▶ _Records excerpted from a collection_:
>> Start
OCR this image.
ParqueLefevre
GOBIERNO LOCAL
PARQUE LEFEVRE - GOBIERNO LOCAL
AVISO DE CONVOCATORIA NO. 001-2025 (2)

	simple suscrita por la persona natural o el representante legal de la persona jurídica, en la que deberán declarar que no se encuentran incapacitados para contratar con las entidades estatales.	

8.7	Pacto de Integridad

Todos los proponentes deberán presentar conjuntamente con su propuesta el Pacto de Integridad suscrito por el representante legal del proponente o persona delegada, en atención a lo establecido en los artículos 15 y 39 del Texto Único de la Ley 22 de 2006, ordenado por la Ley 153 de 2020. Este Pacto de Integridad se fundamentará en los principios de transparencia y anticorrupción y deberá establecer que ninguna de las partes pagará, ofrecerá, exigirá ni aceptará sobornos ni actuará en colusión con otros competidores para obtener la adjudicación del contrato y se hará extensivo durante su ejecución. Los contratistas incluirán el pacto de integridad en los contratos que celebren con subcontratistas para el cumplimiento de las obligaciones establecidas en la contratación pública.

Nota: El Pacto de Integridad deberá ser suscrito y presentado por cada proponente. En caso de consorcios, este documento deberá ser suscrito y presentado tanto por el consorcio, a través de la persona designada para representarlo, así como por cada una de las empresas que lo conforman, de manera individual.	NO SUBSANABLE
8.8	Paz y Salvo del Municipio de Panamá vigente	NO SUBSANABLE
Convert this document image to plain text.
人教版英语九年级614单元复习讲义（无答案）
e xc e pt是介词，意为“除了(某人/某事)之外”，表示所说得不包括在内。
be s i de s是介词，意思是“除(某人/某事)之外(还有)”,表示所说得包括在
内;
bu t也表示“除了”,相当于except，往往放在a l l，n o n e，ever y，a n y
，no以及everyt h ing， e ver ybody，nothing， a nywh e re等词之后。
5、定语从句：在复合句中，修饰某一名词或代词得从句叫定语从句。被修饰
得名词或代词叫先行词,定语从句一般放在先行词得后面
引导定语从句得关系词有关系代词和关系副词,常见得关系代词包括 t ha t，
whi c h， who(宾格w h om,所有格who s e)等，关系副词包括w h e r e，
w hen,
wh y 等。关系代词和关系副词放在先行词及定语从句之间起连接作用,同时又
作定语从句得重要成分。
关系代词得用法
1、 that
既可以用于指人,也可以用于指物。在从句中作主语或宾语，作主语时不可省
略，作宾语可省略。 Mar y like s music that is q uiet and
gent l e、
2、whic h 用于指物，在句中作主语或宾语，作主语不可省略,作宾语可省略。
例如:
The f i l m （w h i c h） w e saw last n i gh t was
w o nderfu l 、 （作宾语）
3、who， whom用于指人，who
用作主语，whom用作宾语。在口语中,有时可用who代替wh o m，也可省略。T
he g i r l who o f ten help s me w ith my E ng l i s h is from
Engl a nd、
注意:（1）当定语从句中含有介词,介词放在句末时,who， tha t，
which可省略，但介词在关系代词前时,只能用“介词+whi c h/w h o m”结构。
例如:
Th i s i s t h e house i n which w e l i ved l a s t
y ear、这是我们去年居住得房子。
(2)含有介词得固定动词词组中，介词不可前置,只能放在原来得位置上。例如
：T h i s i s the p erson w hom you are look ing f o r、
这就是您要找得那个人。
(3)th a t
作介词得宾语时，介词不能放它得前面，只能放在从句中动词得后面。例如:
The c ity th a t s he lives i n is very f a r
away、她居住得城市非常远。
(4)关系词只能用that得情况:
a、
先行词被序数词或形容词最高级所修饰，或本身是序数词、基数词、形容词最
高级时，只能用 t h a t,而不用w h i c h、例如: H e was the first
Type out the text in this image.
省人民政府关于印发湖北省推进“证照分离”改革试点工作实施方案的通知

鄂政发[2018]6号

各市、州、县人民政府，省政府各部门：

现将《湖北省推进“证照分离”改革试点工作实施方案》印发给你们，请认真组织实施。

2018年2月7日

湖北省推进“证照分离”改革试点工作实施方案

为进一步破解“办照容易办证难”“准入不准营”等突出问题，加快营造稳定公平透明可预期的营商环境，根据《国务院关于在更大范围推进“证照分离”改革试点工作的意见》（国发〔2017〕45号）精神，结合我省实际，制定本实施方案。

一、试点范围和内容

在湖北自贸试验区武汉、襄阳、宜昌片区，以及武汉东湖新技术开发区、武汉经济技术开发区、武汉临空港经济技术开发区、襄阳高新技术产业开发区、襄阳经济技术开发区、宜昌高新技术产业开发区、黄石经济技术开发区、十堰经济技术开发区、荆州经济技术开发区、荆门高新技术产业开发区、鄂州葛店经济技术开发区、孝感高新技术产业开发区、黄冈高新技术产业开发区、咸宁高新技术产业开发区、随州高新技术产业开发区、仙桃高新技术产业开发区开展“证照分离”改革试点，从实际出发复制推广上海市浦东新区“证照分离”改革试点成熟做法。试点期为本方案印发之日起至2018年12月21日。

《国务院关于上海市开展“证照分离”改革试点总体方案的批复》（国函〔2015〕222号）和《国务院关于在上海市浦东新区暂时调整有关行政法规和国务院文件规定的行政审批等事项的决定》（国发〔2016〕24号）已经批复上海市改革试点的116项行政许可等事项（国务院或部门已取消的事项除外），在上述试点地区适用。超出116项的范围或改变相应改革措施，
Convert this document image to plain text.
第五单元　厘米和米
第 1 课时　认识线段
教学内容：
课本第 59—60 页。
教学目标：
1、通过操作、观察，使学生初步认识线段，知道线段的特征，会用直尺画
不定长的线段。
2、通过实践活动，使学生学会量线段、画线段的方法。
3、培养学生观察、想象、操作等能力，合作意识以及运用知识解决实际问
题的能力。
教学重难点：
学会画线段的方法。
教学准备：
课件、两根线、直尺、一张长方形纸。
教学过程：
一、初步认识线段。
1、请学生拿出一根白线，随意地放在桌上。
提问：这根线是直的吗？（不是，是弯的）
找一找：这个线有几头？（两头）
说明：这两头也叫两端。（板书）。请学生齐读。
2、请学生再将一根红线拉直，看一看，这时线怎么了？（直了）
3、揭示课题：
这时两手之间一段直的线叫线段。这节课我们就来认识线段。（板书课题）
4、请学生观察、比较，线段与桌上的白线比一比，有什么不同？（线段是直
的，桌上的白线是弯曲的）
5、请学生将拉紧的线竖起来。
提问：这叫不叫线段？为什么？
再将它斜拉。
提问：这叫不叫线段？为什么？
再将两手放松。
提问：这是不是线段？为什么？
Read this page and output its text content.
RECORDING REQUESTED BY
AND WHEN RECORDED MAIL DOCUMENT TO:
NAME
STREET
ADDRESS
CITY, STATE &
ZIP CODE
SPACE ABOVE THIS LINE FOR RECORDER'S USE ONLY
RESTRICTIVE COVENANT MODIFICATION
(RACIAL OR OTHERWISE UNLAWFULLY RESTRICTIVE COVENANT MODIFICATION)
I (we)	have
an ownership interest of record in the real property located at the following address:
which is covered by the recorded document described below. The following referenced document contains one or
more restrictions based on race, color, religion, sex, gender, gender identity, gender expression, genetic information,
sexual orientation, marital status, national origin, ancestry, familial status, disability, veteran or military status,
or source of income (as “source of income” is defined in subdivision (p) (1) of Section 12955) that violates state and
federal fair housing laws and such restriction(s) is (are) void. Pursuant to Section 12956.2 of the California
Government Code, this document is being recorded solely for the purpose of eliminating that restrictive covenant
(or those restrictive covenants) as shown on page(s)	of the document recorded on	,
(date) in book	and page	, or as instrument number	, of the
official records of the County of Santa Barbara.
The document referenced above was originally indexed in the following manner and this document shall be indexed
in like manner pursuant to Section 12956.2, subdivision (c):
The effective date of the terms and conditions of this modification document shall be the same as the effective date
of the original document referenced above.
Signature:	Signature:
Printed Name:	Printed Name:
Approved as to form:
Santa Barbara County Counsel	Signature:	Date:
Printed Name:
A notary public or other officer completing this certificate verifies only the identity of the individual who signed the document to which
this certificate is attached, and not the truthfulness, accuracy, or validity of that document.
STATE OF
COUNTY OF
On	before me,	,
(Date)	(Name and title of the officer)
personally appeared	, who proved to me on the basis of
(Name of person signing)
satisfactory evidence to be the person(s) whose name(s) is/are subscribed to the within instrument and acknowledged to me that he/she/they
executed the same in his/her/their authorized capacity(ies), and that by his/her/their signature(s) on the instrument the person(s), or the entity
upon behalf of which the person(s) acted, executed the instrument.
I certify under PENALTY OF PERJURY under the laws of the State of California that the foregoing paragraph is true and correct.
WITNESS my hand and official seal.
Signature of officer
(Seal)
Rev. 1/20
>> End
▶ _The exercise_:
Wherever the string "referenced" appears in the entries above, list that line.

▶ _The solution_:
which is covered by the recorded document described below. The following referenced document contains one or
The document referenced above was originally indexed in the following manner and this document shall be indexed
of the original document referenced above.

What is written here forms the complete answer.